— start of Data extract —
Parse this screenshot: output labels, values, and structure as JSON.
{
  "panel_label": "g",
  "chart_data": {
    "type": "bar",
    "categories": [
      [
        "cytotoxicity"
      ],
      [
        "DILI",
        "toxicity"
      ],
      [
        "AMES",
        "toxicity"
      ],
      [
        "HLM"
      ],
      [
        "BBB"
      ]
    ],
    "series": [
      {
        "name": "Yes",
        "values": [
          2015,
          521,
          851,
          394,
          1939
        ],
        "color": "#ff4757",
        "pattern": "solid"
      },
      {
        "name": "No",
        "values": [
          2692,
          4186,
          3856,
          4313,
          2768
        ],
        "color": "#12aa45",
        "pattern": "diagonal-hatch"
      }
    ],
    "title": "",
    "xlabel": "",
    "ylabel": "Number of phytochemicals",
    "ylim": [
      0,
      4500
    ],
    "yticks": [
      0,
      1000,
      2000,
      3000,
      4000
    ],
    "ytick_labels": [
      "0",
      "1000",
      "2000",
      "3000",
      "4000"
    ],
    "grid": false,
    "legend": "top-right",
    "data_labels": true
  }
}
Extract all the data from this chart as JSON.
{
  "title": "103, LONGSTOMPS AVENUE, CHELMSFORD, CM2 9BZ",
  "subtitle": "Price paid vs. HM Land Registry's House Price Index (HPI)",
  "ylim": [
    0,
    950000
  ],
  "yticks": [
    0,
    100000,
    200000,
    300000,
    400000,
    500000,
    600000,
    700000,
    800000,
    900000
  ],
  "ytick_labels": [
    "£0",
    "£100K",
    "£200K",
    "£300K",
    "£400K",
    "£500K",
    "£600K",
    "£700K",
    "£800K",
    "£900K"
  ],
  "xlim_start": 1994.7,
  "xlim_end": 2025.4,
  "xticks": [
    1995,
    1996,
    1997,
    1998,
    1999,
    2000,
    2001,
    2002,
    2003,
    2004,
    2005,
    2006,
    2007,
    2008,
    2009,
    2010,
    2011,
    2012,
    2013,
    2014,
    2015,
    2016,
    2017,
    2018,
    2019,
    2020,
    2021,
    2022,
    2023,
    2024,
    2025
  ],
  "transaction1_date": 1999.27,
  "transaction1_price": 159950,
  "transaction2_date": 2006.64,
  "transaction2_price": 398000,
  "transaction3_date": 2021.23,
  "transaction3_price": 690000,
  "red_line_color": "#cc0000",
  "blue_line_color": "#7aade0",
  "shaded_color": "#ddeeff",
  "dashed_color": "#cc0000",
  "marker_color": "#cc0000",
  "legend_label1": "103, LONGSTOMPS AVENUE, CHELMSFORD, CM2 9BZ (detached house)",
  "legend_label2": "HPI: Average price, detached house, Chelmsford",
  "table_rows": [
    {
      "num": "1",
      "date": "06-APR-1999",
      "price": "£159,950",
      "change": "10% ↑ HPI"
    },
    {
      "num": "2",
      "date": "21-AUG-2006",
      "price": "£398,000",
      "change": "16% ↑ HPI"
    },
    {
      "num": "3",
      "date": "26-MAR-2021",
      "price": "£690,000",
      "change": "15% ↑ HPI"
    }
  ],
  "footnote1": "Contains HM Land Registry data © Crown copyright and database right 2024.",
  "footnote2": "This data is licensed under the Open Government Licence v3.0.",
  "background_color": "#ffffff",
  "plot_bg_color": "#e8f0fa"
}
— end of Data extract —
- Aim
Reproduce every line above without error.

- Output
Parse this screenshot: output labels, values, and structure as JSON.
{
  "panel_label": "g",
  "chart_data": {
    "type": "bar",
    "categories": [
      [
        "cytotoxicity"
      ],
      [
        "DILI",
        "toxicity"
      ],
      [
        "AMES",
        "toxicity"
      ],
      [
        "HLM"
      ],
      [
        "BBB"
      ]
    ],
    "series": [
      {
        "name": "Yes",
        "values": [
          2015,
          521,
          851,
          394,
          1939
        ],
        "color": "#ff4757",
        "pattern": "solid"
      },
      {
        "name": "No",
        "values": [
          2692,
          4186,
          3856,
          4313,
          2768
        ],
        "color": "#12aa45",
        "pattern": "diagonal-hatch"
      }
    ],
    "title": "",
    "xlabel": "",
    "ylabel": "Number of phytochemicals",
    "ylim": [
      0,
      4500
    ],
    "yticks": [
      0,
      1000,
      2000,
      3000,
      4000
    ],
    "ytick_labels": [
      "0",
      "1000",
      "2000",
      "3000",
      "4000"
    ],
    "grid": false,
    "legend": "top-right",
    "data_labels": true
  }
}
Extract all the data from this chart as JSON.
{
  "title": "103, LONGSTOMPS AVENUE, CHELMSFORD, CM2 9BZ",
  "subtitle": "Price paid vs. HM Land Registry's House Price Index (HPI)",
  "ylim": [
    0,
    950000
  ],
  "yticks": [
    0,
    100000,
    200000,
    300000,
    400000,
    500000,
    600000,
    700000,
    800000,
    900000
  ],
  "ytick_labels": [
    "£0",
    "£100K",
    "£200K",
    "£300K",
    "£400K",
    "£500K",
    "£600K",
    "£700K",
    "£800K",
    "£900K"
  ],
  "xlim_start": 1994.7,
  "xlim_end": 2025.4,
  "xticks": [
    1995,
    1996,
    1997,
    1998,
    1999,
    2000,
    2001,
    2002,
    2003,
    2004,
    2005,
    2006,
    2007,
    2008,
    2009,
    2010,
    2011,
    2012,
    2013,
    2014,
    2015,
    2016,
    2017,
    2018,
    2019,
    2020,
    2021,
    2022,
    2023,
    2024,
    2025
  ],
  "transaction1_date": 1999.27,
  "transaction1_price": 159950,
  "transaction2_date": 2006.64,
  "transaction2_price": 398000,
  "transaction3_date": 2021.23,
  "transaction3_price": 690000,
  "red_line_color": "#cc0000",
  "blue_line_color": "#7aade0",
  "shaded_color": "#ddeeff",
  "dashed_color": "#cc0000",
  "marker_color": "#cc0000",
  "legend_label1": "103, LONGSTOMPS AVENUE, CHELMSFORD, CM2 9BZ (detached house)",
  "legend_label2": "HPI: Average price, detached house, Chelmsford",
  "table_rows": [
    {
      "num": "1",
      "date": "06-APR-1999",
      "price": "£159,950",
      "change": "10% ↑ HPI"
    },
    {
      "num": "2",
      "date": "21-AUG-2006",
      "price": "£398,000",
      "change": "16% ↑ HPI"
    },
    {
      "num": "3",
      "date": "26-MAR-2021",
      "price": "£690,000",
      "change": "15% ↑ HPI"
    }
  ],
  "footnote1": "Contains HM Land Registry data © Crown copyright and database right 2024.",
  "footnote2": "This data is licensed under the Open Government Licence v3.0.",
  "background_color": "#ffffff",
  "plot_bg_color": "#e8f0fa"
}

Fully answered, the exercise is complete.